• _Structured figure records_:
▬▬▬▬▬▬

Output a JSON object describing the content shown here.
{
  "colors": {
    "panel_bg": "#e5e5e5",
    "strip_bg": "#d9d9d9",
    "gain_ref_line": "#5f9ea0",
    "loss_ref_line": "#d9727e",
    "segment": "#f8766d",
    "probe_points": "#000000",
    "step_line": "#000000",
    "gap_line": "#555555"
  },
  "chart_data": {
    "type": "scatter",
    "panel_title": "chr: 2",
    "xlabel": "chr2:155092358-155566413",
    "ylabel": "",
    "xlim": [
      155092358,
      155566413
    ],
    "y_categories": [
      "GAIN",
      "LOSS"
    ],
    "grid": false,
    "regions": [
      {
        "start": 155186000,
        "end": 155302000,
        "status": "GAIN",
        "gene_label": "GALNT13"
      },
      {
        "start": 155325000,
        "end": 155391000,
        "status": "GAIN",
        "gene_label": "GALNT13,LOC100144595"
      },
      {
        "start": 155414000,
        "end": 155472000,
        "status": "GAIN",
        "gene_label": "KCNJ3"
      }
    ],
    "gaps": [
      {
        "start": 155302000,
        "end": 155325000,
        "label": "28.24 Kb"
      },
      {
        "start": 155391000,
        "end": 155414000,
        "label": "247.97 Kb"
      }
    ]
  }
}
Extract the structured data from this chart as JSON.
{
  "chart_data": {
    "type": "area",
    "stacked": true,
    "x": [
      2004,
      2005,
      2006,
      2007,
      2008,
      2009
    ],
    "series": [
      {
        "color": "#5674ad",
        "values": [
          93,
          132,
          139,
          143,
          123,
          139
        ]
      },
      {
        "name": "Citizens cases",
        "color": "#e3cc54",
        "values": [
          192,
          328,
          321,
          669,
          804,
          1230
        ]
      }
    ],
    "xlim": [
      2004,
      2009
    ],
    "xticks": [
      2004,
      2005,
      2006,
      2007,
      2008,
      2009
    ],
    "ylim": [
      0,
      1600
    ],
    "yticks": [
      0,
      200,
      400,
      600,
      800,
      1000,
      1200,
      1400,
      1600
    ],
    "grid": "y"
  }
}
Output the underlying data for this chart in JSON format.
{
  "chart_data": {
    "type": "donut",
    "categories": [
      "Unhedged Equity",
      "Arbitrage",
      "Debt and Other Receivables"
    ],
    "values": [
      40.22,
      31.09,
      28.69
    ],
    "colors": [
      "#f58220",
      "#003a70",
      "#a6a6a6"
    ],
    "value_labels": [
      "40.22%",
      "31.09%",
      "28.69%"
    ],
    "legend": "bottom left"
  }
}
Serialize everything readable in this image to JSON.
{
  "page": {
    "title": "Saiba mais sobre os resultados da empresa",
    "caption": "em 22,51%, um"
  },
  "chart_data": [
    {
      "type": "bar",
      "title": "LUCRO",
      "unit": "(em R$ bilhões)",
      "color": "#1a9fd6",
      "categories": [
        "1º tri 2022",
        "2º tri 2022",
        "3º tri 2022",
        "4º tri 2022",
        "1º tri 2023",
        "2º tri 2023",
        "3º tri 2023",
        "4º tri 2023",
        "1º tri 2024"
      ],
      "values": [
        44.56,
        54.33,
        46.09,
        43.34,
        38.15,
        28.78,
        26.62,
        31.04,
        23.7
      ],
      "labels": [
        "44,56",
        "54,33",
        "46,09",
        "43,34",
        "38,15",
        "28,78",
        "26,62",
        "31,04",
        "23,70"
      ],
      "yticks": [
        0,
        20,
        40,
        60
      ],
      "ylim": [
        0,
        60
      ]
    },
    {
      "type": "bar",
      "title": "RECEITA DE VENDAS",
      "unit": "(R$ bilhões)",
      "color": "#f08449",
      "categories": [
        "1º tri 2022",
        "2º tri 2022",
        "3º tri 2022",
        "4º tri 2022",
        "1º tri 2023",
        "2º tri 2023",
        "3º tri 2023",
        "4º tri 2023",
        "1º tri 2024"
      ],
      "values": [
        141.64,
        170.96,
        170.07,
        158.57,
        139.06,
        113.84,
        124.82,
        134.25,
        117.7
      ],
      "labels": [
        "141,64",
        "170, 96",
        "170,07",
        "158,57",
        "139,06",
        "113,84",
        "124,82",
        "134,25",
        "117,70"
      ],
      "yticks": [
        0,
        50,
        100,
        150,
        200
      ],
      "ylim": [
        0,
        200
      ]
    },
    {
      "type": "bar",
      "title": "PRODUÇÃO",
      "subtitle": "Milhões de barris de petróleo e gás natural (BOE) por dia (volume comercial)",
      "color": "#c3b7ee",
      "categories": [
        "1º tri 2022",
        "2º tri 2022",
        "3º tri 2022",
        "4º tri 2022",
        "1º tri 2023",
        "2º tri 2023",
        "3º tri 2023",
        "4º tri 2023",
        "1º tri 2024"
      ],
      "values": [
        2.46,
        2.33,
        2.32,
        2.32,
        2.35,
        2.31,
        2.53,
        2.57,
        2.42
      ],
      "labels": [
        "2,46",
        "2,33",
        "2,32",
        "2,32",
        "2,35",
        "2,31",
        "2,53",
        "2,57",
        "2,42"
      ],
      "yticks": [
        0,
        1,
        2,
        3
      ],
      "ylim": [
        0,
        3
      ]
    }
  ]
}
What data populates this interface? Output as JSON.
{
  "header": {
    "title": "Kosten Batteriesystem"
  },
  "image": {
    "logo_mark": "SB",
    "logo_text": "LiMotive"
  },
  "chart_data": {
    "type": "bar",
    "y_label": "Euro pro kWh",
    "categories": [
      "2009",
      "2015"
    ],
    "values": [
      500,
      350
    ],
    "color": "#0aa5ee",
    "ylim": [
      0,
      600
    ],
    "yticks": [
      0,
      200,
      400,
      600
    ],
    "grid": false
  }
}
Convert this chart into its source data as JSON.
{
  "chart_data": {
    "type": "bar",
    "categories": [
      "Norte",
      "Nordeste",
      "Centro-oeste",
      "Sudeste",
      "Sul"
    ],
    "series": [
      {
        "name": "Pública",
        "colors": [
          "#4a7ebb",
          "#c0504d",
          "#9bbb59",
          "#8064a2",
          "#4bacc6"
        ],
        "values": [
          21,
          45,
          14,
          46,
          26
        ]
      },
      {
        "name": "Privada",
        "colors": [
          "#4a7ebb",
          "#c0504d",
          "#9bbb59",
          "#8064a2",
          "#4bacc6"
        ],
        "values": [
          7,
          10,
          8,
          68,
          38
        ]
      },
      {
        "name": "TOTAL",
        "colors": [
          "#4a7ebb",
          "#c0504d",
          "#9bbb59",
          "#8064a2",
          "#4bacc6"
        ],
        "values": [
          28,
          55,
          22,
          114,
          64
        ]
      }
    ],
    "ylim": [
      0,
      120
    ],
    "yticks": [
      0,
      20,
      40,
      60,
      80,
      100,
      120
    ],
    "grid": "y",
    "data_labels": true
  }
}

▬▬▬▬▬▬

• _EXERCISE REQUIREMENTS_: Using the listing above, locate the lines that hold "image" and copy each one.

• _THE RESPONSE_:
Serialize everything readable in this image to JSON.
  "image": {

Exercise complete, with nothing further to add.